__Given request__: Starting at the top of the listing and ending with the line that contains "y-tick-label: 2808 [919,525,938,534]", rewrite those lines as a numbered list, leaving out any blank lines.
== Entries supplied
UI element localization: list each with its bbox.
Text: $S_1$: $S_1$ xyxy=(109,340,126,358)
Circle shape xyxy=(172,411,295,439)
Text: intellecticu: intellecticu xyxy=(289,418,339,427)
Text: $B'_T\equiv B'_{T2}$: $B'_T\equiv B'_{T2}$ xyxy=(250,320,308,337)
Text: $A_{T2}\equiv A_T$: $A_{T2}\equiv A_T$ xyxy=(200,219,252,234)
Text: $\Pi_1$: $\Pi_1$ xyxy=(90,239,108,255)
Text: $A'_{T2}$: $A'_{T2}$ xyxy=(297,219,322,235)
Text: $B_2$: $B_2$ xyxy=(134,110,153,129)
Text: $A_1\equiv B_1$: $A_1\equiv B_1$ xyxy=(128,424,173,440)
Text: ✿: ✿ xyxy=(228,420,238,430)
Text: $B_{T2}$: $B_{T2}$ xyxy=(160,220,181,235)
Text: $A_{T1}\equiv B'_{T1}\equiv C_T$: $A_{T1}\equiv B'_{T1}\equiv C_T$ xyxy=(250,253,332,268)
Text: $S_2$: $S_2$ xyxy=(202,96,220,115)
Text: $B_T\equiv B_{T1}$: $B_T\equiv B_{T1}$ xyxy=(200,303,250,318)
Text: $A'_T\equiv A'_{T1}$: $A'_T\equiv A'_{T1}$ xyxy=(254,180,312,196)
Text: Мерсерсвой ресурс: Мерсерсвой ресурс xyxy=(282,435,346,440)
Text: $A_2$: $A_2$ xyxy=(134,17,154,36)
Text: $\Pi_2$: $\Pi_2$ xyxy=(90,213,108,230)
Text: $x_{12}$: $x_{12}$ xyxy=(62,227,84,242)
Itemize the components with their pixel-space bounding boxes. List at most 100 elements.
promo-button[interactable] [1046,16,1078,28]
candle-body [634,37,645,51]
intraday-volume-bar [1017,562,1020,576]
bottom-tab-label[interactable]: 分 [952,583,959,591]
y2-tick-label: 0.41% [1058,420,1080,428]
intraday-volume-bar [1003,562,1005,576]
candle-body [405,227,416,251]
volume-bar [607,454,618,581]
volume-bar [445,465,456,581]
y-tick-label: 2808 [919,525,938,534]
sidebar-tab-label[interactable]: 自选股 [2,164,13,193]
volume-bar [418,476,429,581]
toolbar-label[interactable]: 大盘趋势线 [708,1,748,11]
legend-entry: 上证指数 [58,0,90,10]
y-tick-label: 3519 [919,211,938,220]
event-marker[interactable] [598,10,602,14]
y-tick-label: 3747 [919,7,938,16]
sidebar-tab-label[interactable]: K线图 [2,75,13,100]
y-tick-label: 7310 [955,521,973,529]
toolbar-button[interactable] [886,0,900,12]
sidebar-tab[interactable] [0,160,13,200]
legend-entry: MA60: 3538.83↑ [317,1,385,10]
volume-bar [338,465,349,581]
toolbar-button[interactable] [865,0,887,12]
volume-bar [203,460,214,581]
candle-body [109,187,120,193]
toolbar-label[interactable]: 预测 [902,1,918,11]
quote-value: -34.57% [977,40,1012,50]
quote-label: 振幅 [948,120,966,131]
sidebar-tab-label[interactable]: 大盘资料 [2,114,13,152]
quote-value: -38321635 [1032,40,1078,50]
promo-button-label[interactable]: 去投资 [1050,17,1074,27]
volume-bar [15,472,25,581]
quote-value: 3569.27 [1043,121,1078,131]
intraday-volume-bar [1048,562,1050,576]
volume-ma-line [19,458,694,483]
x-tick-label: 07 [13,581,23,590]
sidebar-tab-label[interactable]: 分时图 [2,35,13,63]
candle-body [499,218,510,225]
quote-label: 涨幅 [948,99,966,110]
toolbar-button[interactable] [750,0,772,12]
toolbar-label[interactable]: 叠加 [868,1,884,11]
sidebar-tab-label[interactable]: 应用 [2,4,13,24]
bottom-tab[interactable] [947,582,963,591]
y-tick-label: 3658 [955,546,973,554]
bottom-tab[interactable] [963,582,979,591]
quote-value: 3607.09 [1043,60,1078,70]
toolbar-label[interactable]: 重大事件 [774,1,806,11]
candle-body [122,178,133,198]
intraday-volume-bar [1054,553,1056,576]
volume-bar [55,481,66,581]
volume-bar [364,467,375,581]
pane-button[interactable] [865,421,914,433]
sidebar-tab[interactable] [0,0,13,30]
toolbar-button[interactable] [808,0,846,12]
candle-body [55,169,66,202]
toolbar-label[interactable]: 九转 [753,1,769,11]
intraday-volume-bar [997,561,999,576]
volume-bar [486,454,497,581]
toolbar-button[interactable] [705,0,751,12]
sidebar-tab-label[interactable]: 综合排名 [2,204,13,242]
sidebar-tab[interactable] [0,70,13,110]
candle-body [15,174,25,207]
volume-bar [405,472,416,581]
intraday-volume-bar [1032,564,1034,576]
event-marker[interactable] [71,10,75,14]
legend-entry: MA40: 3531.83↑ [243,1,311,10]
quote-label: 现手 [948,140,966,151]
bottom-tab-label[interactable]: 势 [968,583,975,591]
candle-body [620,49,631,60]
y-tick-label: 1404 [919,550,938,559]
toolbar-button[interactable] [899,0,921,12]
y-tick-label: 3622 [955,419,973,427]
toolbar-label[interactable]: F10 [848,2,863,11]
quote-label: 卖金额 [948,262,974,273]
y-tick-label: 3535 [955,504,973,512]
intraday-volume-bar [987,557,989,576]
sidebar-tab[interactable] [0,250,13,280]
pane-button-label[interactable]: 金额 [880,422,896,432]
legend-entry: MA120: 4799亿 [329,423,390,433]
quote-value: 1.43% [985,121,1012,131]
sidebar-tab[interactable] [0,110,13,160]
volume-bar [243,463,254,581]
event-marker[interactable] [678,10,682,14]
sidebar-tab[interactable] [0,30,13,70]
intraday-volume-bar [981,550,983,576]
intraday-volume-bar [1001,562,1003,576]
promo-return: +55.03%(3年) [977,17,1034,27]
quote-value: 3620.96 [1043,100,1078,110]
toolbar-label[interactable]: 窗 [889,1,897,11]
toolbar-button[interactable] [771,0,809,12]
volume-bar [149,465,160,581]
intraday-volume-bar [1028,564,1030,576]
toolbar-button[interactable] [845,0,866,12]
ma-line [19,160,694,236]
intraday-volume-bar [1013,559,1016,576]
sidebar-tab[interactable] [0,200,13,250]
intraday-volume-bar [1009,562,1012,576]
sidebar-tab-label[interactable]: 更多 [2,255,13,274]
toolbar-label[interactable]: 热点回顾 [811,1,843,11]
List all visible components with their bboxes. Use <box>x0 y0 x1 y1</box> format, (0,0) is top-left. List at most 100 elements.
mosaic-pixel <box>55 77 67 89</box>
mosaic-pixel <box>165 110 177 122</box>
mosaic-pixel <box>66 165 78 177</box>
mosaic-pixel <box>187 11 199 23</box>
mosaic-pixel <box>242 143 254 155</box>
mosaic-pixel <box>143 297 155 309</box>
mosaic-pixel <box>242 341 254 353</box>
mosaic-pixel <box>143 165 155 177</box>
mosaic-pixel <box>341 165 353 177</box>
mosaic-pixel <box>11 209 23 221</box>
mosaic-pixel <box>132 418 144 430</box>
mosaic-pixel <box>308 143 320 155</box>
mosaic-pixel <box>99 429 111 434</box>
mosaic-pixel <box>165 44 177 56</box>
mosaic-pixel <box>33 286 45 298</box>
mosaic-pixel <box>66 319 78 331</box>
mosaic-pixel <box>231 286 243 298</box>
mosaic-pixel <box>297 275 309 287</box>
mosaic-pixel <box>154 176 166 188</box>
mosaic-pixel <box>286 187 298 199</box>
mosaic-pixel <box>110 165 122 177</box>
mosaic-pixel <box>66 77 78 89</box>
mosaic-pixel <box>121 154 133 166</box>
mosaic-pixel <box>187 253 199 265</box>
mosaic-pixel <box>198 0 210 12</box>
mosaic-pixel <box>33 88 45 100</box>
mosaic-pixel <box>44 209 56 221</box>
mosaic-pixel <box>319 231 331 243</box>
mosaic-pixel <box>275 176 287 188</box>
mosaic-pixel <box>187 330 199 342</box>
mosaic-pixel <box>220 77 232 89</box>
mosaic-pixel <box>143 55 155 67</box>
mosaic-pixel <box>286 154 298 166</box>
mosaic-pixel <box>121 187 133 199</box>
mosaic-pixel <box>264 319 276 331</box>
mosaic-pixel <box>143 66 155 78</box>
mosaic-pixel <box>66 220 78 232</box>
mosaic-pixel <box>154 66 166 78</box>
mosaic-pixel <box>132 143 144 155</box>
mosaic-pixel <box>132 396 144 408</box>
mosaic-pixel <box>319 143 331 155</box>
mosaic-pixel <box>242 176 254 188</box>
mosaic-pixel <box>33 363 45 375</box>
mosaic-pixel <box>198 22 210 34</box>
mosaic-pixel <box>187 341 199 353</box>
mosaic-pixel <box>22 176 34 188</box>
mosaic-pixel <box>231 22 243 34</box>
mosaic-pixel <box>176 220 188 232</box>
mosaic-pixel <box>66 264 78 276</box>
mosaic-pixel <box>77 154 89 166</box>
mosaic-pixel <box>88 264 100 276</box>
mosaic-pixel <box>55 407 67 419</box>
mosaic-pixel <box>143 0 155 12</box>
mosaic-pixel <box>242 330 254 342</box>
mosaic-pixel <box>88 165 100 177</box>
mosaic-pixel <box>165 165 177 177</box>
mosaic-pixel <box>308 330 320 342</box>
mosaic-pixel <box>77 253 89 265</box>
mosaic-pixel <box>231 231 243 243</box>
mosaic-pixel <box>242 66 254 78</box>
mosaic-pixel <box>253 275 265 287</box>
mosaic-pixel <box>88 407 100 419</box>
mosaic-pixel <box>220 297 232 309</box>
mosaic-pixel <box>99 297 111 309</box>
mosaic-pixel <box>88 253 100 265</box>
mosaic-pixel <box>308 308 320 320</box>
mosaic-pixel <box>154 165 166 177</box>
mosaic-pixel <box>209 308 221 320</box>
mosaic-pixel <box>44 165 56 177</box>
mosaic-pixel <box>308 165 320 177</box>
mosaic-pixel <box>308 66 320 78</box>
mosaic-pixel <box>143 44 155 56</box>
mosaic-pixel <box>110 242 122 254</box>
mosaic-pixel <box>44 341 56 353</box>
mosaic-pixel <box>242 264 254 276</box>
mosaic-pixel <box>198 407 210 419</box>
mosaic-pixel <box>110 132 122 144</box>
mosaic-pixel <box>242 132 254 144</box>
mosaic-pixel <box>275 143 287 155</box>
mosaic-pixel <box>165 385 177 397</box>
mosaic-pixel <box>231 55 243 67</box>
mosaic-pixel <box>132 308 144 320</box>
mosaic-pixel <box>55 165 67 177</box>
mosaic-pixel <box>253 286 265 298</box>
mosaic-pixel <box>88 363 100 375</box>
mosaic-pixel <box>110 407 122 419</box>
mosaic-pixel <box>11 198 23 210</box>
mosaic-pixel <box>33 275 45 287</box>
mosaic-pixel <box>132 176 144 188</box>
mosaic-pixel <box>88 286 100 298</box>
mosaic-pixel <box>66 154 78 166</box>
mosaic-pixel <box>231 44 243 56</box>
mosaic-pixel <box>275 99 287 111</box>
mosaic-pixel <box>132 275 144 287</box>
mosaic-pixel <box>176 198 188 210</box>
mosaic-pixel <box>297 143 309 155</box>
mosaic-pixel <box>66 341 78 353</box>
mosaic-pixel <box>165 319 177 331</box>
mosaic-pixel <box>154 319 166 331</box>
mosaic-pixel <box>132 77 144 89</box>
====
__Problem solution__:
1. UI element localization: list each with its bbox.
2. Text: $S_1$: $S_1$ xyxy=(109,340,126,358)
3. Circle shape xyxy=(172,411,295,439)
4. Text: intellecticu: intellecticu xyxy=(289,418,339,427)
5. Text: $B'_T\equiv B'_{T2}$: $B'_T\equiv B'_{T2}$ xyxy=(250,320,308,337)
6. Text: $A_{T2}\equiv A_T$: $A_{T2}\equiv A_T$ xyxy=(200,219,252,234)
7. Text: $\Pi_1$: $\Pi_1$ xyxy=(90,239,108,255)
8. Text: $A'_{T2}$: $A'_{T2}$ xyxy=(297,219,322,235)
9. Text: $B_2$: $B_2$ xyxy=(134,110,153,129)
10. Text: $A_1\equiv B_1$: $A_1\equiv B_1$ xyxy=(128,424,173,440)
11. Text: ✿: ✿ xyxy=(228,420,238,430)
12. Text: $B_{T2}$: $B_{T2}$ xyxy=(160,220,181,235)
13. Text: $A_{T1}\equiv B'_{T1}\equiv C_T$: $A_{T1}\equiv B'_{T1}\equiv C_T$ xyxy=(250,253,332,268)
14. Text: $S_2$: $S_2$ xyxy=(202,96,220,115)
15. Text: $B_T\equiv B_{T1}$: $B_T\equiv B_{T1}$ xyxy=(200,303,250,318)
16. Text: $A'_T\equiv A'_{T1}$: $A'_T\equiv A'_{T1}$ xyxy=(254,180,312,196)
17. Text: Мерсерсвой ресурс: Мерсерсвой ресурс xyxy=(282,435,346,440)
18. Text: $A_2$: $A_2$ xyxy=(134,17,154,36)
19. Text: $\Pi_2$: $\Pi_2$ xyxy=(90,213,108,230)
20. Text: $x_{12}$: $x_{12}$ xyxy=(62,227,84,242)
21. Itemize the components with their pixel-space bounding boxes. List at most 100 elements.
22. promo-button[interactable] [1046,16,1078,28]
23. candle-body [634,37,645,51]
24. intraday-volume-bar [1017,562,1020,576]
25. bottom-tab-label[interactable]: 分 [952,583,959,591]
26. y2-tick-label: 0.41% [1058,420,1080,428]
27. intraday-volume-bar [1003,562,1005,576]
28. candle-body [405,227,416,251]
29. volume-bar [607,454,618,581]
30. volume-bar [445,465,456,581]
31. y-tick-label: 2808 [919,525,938,534]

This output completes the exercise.